WRITTEN INSTRUCTION:
What is the number of lines in these entries that contain "изложить"? State it alone.

───

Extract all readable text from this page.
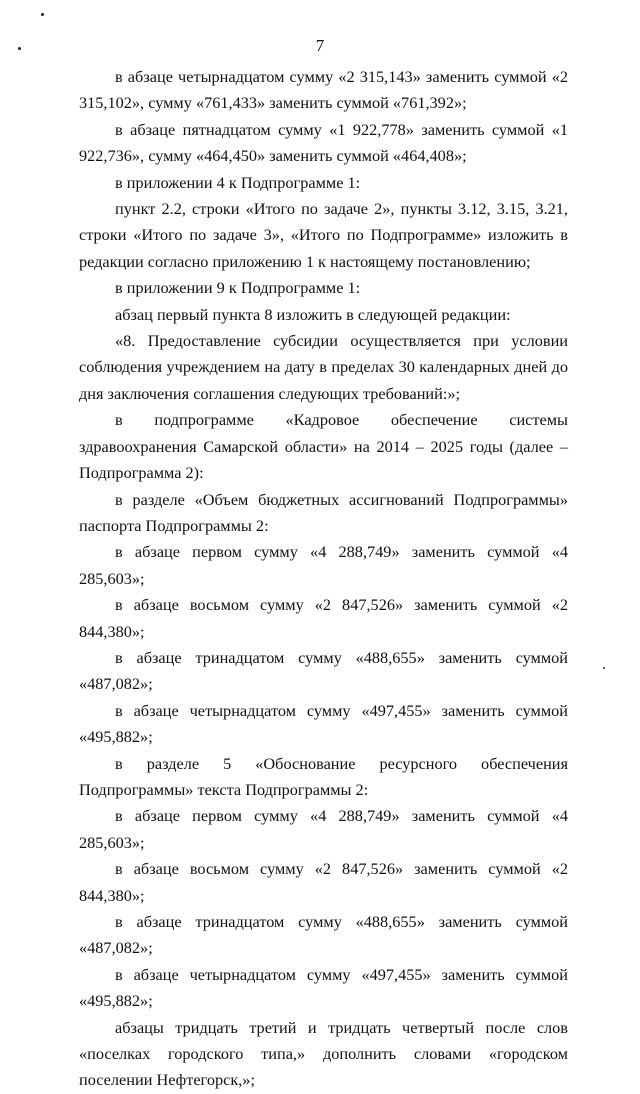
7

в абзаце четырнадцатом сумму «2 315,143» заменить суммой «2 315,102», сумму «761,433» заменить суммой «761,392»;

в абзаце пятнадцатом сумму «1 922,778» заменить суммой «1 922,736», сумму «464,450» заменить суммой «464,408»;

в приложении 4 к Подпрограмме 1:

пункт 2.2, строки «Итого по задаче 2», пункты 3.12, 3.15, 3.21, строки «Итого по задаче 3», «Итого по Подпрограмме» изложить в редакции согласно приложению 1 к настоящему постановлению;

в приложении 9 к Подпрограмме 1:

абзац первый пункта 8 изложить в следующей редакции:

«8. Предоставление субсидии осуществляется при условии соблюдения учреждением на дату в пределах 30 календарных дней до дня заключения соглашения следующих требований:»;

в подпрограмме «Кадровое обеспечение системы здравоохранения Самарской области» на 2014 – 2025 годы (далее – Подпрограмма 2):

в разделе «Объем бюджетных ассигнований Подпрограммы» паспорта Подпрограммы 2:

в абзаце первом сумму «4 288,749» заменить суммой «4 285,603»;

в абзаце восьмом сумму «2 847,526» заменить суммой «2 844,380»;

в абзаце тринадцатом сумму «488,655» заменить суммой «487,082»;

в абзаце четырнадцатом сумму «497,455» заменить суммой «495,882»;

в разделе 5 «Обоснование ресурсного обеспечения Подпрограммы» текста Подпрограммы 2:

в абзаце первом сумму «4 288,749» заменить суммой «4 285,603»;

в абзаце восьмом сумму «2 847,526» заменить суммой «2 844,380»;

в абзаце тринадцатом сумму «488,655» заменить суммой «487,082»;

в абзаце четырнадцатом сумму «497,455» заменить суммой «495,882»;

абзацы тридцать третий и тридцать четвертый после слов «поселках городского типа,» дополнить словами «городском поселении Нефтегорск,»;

───

ANSWER TO THIS EXERCISE:
2